Start of TASK INPUTS
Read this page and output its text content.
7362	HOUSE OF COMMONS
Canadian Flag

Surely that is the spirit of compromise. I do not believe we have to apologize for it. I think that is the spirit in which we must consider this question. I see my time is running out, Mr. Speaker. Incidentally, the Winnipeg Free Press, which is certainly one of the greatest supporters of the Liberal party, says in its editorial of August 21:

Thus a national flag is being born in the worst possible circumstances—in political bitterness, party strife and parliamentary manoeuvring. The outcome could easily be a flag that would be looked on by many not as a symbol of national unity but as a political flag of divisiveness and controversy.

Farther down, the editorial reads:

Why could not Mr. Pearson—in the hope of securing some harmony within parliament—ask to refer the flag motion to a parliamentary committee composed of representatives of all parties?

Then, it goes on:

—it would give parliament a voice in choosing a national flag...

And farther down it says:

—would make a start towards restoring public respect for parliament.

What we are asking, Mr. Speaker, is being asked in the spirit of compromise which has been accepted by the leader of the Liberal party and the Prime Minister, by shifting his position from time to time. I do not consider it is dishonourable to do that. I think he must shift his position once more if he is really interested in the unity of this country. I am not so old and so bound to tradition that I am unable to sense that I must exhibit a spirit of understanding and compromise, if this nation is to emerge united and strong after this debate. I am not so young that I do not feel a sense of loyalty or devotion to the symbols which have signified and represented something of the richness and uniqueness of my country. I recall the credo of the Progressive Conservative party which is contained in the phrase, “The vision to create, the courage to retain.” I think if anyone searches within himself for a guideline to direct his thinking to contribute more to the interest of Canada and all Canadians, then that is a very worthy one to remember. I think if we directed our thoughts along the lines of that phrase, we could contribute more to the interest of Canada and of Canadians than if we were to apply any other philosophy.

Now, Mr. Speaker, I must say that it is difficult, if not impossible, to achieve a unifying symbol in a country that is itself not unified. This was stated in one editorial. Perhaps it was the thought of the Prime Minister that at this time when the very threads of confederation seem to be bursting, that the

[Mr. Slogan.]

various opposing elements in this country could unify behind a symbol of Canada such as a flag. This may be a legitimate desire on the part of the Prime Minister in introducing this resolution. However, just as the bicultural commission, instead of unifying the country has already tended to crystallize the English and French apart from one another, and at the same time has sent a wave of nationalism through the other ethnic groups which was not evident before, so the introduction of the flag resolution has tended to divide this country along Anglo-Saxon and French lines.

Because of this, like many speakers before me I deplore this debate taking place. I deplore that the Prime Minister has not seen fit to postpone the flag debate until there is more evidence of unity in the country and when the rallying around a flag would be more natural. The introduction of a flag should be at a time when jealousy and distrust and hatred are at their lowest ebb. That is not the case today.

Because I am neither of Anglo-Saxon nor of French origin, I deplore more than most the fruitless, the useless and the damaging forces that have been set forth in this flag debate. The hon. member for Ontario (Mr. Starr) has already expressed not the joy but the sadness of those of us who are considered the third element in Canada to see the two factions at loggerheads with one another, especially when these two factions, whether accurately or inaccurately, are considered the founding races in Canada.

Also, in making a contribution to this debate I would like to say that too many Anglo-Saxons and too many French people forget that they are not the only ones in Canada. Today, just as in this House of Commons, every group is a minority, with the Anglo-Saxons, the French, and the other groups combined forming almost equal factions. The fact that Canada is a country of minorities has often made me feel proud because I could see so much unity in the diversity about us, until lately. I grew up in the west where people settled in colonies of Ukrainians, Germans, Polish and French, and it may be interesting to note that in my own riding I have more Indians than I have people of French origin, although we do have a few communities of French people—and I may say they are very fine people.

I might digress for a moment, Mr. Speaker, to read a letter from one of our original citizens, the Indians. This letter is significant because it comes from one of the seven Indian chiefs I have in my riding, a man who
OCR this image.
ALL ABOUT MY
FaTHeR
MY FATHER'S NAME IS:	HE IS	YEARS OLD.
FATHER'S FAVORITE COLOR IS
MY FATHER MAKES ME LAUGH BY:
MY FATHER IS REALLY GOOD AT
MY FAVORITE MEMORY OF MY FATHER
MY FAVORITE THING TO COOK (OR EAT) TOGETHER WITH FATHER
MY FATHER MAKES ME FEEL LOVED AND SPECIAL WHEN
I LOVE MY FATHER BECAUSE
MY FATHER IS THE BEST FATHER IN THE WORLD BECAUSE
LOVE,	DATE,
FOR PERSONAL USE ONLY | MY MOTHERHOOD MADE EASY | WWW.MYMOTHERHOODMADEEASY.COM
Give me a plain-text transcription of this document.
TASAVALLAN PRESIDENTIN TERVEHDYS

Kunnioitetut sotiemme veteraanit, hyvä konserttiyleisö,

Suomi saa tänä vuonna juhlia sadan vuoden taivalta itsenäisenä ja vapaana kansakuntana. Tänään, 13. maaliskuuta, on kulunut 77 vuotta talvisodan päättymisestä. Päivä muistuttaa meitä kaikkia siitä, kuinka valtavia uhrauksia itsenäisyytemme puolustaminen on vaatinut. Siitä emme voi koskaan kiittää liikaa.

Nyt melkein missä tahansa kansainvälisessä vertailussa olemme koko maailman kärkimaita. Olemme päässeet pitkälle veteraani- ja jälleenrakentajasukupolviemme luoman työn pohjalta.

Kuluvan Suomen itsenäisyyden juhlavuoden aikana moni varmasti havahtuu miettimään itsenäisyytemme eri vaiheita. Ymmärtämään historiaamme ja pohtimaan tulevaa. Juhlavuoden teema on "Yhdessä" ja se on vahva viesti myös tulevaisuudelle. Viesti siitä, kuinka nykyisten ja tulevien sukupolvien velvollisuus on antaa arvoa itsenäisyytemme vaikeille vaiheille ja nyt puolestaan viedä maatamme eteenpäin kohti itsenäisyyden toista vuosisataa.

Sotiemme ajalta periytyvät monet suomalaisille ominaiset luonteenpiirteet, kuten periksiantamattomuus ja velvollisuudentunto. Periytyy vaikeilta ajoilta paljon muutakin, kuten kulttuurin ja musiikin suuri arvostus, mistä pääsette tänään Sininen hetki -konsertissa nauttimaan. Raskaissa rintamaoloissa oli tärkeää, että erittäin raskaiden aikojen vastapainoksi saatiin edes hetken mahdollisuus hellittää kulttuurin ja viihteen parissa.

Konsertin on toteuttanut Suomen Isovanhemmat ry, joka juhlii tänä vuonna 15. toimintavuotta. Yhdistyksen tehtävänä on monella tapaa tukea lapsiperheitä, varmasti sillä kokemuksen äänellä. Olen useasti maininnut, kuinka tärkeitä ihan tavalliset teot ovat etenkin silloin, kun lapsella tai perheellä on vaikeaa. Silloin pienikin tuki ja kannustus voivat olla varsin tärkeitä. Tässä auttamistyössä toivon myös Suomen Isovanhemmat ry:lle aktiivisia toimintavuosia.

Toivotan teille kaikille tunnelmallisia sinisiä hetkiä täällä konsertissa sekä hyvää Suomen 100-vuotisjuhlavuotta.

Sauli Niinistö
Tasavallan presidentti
End of TASK INPUTS
(GIVEN PROBLEM): Give the count of lines in the data shown above that contain "being", and nothing else.

(ANSWER TO THIS TASK): 2